[Data records]
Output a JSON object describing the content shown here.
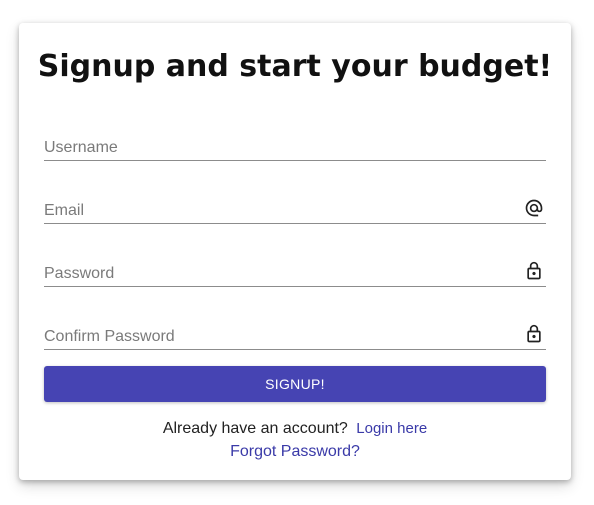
{
  "form": {
    "title": "Signup and start your budget!",
    "fields": {
      "username": {
        "placeholder": "Username",
        "value": ""
      },
      "email": {
        "placeholder": "Email",
        "value": "",
        "icon": "at-sign-icon"
      },
      "password": {
        "placeholder": "Password",
        "value": "",
        "icon": "lock-icon"
      },
      "confirm_password": {
        "placeholder": "Confirm Password",
        "value": "",
        "icon": "lock-icon"
      }
    },
    "submit_label": "SIGNUP!",
    "already_text": "Already have an account?",
    "login_link": "Login here",
    "forgot_link": "Forgot Password?"
  },
  "colors": {
    "accent": "#4644b3",
    "link": "#3a3aa8",
    "underline": "#8c8c8c"
  }
}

Aim:
From the material above, copy everything exactly but the pictures.

Task answer:
Output a JSON object describing the content shown here.
{
  "form": {
    "title": "Signup and start your budget!",
    "fields": {
      "username": {
        "placeholder": "Username",
        "value": ""
      },
      "email": {
        "placeholder": "Email",
        "value": "",
        "icon": "at-sign-icon"
      },
      "password": {
        "placeholder": "Password",
        "value": "",
        "icon": "lock-icon"
      },
      "confirm_password": {
        "placeholder": "Confirm Password",
        "value": "",
        "icon": "lock-icon"
      }
    },
    "submit_label": "SIGNUP!",
    "already_text": "Already have an account?",
    "login_link": "Login here",
    "forgot_link": "Forgot Password?"
  },
  "colors": {
    "accent": "#4644b3",
    "link": "#3a3aa8",
    "underline": "#8c8c8c"
  }
}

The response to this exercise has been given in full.